# SUPPLIED ENTRIES start
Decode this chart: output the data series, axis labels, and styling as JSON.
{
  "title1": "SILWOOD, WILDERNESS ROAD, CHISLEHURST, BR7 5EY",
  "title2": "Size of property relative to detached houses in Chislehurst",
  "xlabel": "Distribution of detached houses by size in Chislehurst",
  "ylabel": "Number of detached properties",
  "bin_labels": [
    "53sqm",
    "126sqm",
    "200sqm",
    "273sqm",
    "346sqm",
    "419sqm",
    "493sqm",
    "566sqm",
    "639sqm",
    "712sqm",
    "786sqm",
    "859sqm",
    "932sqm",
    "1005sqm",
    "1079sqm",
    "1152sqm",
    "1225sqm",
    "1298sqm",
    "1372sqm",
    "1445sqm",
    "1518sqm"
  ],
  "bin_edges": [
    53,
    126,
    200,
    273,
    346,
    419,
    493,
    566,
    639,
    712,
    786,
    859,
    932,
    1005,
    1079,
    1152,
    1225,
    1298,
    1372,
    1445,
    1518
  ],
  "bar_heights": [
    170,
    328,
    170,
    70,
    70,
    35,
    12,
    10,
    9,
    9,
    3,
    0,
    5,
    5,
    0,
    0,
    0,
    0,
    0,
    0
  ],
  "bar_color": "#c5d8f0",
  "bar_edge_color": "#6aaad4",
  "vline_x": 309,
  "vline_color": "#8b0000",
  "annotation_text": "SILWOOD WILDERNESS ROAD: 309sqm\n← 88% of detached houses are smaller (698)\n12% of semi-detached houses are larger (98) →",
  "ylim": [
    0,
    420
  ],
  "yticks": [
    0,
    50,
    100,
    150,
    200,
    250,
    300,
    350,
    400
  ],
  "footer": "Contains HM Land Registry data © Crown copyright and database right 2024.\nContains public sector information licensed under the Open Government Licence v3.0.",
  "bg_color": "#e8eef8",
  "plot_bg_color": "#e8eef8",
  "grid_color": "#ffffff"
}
# SUPPLIED ENTRIES end
EXERCISE BRIEF | Filter the records above for "detached" and copy every matching line.

EXERCISE SOLUTION |
  "title2": "Size of property relative to detached houses in Chislehurst",
  "xlabel": "Distribution of detached houses by size in Chislehurst",
  "ylabel": "Number of detached properties",
  "annotation_text": "SILWOOD WILDERNESS ROAD: 309sqm\n← 88% of detached houses are smaller (698)\n12% of semi-detached houses are larger (98) →",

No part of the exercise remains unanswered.